TASK TO CARRY OUT »
Write out each line from the data below that includes the word "text".
== GIVEN ENTRIES
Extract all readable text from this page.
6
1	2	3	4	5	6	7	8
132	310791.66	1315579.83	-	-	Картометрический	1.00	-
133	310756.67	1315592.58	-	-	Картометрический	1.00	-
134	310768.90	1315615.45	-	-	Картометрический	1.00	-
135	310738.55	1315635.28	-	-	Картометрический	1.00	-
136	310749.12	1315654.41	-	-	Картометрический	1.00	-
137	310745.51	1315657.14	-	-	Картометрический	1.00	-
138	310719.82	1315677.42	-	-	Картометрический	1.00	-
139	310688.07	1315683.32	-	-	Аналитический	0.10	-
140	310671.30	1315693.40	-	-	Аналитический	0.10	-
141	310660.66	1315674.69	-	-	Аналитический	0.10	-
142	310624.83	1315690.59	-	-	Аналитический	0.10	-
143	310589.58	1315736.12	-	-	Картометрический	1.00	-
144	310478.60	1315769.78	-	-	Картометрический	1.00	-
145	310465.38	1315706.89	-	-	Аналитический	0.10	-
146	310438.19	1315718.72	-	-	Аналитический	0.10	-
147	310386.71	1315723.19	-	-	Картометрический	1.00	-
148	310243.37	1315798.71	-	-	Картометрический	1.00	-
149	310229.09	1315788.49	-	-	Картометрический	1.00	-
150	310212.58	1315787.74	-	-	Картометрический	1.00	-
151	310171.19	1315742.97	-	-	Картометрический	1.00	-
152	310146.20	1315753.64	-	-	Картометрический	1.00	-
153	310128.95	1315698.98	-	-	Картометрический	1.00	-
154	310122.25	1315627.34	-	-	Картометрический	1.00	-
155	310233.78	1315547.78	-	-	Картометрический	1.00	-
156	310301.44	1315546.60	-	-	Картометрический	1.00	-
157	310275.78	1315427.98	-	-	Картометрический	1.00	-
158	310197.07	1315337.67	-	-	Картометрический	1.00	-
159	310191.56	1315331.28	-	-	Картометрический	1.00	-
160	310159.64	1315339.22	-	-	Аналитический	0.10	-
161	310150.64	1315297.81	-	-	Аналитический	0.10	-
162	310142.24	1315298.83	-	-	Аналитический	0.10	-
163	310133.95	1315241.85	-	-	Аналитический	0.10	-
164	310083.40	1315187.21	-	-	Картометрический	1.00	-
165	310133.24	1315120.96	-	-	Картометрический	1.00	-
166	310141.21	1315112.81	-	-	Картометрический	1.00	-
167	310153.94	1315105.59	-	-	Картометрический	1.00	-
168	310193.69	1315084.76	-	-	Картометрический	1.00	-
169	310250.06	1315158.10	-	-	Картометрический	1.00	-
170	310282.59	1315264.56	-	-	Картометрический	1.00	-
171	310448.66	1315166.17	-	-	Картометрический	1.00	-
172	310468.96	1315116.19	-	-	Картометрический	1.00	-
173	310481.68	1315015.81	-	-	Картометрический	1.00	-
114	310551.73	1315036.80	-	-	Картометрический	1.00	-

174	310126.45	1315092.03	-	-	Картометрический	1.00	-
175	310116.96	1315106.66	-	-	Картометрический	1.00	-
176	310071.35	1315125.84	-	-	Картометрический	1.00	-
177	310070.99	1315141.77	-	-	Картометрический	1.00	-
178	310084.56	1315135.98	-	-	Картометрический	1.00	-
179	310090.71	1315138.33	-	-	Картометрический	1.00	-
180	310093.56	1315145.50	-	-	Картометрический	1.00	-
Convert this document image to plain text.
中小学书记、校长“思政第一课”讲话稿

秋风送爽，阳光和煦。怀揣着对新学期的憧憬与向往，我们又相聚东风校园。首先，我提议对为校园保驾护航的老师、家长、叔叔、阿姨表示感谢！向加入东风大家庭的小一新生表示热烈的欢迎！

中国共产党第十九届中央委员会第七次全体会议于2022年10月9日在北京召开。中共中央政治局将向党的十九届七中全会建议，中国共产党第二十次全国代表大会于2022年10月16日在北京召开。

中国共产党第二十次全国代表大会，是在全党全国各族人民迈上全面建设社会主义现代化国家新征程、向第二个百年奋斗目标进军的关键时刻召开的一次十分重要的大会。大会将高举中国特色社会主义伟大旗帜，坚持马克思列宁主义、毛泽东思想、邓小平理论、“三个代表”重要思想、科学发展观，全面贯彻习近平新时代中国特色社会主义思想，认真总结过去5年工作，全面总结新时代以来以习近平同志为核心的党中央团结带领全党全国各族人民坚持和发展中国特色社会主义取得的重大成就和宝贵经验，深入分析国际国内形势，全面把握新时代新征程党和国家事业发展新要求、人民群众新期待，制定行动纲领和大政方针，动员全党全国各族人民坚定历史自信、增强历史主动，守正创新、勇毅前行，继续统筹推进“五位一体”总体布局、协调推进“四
====
SOLUTION FOR THIS PROBLEM »
Extract all readable text from this page.
Convert this document image to plain text.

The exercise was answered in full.